==== Input records ====

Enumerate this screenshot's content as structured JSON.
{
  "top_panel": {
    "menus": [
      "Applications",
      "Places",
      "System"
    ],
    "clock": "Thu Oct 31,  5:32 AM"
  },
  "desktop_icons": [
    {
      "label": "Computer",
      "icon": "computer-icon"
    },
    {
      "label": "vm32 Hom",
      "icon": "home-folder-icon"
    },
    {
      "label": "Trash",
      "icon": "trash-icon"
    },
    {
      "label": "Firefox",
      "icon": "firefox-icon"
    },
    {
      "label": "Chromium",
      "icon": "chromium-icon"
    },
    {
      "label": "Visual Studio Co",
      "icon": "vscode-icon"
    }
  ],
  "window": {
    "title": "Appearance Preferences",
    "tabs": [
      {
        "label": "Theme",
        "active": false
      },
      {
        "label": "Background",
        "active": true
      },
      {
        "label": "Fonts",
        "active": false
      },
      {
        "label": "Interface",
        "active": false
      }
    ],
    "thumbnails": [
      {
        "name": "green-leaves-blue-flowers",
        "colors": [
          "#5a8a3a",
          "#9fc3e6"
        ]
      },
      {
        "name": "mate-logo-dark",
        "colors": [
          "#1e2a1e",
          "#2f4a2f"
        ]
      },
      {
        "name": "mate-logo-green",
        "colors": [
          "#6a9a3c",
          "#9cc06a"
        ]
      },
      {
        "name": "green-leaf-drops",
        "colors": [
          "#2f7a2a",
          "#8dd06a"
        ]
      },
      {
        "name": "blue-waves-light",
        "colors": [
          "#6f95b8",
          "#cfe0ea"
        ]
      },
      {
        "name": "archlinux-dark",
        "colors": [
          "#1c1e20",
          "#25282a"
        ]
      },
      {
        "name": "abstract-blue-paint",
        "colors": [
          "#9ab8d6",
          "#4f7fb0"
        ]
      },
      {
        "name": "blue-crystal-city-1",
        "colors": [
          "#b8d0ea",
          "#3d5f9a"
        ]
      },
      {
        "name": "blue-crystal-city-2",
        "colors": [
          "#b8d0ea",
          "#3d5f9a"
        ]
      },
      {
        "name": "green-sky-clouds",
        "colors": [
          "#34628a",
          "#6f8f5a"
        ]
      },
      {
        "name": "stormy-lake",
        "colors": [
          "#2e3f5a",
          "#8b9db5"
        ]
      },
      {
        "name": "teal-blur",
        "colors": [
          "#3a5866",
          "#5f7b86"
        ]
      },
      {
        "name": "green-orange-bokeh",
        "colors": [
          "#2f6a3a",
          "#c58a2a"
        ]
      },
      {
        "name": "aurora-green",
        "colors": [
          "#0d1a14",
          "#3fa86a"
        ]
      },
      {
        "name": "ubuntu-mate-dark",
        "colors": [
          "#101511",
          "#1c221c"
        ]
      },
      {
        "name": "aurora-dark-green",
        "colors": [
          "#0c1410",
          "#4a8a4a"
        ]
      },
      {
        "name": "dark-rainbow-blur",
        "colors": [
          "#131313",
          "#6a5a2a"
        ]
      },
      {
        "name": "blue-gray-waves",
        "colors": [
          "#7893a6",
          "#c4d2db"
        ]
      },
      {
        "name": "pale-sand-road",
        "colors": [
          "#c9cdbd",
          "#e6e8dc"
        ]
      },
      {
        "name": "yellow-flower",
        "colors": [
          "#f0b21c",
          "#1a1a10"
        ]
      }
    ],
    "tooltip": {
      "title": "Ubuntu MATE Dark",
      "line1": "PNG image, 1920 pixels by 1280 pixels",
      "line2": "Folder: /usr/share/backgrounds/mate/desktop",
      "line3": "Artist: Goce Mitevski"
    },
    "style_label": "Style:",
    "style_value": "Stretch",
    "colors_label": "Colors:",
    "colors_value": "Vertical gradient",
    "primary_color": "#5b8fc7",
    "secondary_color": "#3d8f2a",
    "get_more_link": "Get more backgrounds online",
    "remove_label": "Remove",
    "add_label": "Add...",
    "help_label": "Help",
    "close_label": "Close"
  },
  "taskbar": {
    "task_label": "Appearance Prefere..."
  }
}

====

**Directions for this task**
Copy the entries above exactly, leaving none out.

**Problem solution**
Enumerate this screenshot's content as structured JSON.
{
  "top_panel": {
    "menus": [
      "Applications",
      "Places",
      "System"
    ],
    "clock": "Thu Oct 31,  5:32 AM"
  },
  "desktop_icons": [
    {
      "label": "Computer",
      "icon": "computer-icon"
    },
    {
      "label": "vm32 Hom",
      "icon": "home-folder-icon"
    },
    {
      "label": "Trash",
      "icon": "trash-icon"
    },
    {
      "label": "Firefox",
      "icon": "firefox-icon"
    },
    {
      "label": "Chromium",
      "icon": "chromium-icon"
    },
    {
      "label": "Visual Studio Co",
      "icon": "vscode-icon"
    }
  ],
  "window": {
    "title": "Appearance Preferences",
    "tabs": [
      {
        "label": "Theme",
        "active": false
      },
      {
        "label": "Background",
        "active": true
      },
      {
        "label": "Fonts",
        "active": false
      },
      {
        "label": "Interface",
        "active": false
      }
    ],
    "thumbnails": [
      {
        "name": "green-leaves-blue-flowers",
        "colors": [
          "#5a8a3a",
          "#9fc3e6"
        ]
      },
      {
        "name": "mate-logo-dark",
        "colors": [
          "#1e2a1e",
          "#2f4a2f"
        ]
      },
      {
        "name": "mate-logo-green",
        "colors": [
          "#6a9a3c",
          "#9cc06a"
        ]
      },
      {
        "name": "green-leaf-drops",
        "colors": [
          "#2f7a2a",
          "#8dd06a"
        ]
      },
      {
        "name": "blue-waves-light",
        "colors": [
          "#6f95b8",
          "#cfe0ea"
        ]
      },
      {
        "name": "archlinux-dark",
        "colors": [
          "#1c1e20",
          "#25282a"
        ]
      },
      {
        "name": "abstract-blue-paint",
        "colors": [
          "#9ab8d6",
          "#4f7fb0"
        ]
      },
      {
        "name": "blue-crystal-city-1",
        "colors": [
          "#b8d0ea",
          "#3d5f9a"
        ]
      },
      {
        "name": "blue-crystal-city-2",
        "colors": [
          "#b8d0ea",
          "#3d5f9a"
        ]
      },
      {
        "name": "green-sky-clouds",
        "colors": [
          "#34628a",
          "#6f8f5a"
        ]
      },
      {
        "name": "stormy-lake",
        "colors": [
          "#2e3f5a",
          "#8b9db5"
        ]
      },
      {
        "name": "teal-blur",
        "colors": [
          "#3a5866",
          "#5f7b86"
        ]
      },
      {
        "name": "green-orange-bokeh",
        "colors": [
          "#2f6a3a",
          "#c58a2a"
        ]
      },
      {
        "name": "aurora-green",
        "colors": [
          "#0d1a14",
          "#3fa86a"
        ]
      },
      {
        "name": "ubuntu-mate-dark",
        "colors": [
          "#101511",
          "#1c221c"
        ]
      },
      {
        "name": "aurora-dark-green",
        "colors": [
          "#0c1410",
          "#4a8a4a"
        ]
      },
      {
        "name": "dark-rainbow-blur",
        "colors": [
          "#131313",
          "#6a5a2a"
        ]
      },
      {
        "name": "blue-gray-waves",
        "colors": [
          "#7893a6",
          "#c4d2db"
        ]
      },
      {
        "name": "pale-sand-road",
        "colors": [
          "#c9cdbd",
          "#e6e8dc"
        ]
      },
      {
        "name": "yellow-flower",
        "colors": [
          "#f0b21c",
          "#1a1a10"
        ]
      }
    ],
    "tooltip": {
      "title": "Ubuntu MATE Dark",
      "line1": "PNG image, 1920 pixels by 1280 pixels",
      "line2": "Folder: /usr/share/backgrounds/mate/desktop",
      "line3": "Artist: Goce Mitevski"
    },
    "style_label": "Style:",
    "style_value": "Stretch",
    "colors_label": "Colors:",
    "colors_value": "Vertical gradient",
    "primary_color": "#5b8fc7",
    "secondary_color": "#3d8f2a",
    "get_more_link": "Get more backgrounds online",
    "remove_label": "Remove",
    "add_label": "Add...",
    "help_label": "Help",
    "close_label": "Close"
  },
  "taskbar": {
    "task_label": "Appearance Prefere..."
  }
}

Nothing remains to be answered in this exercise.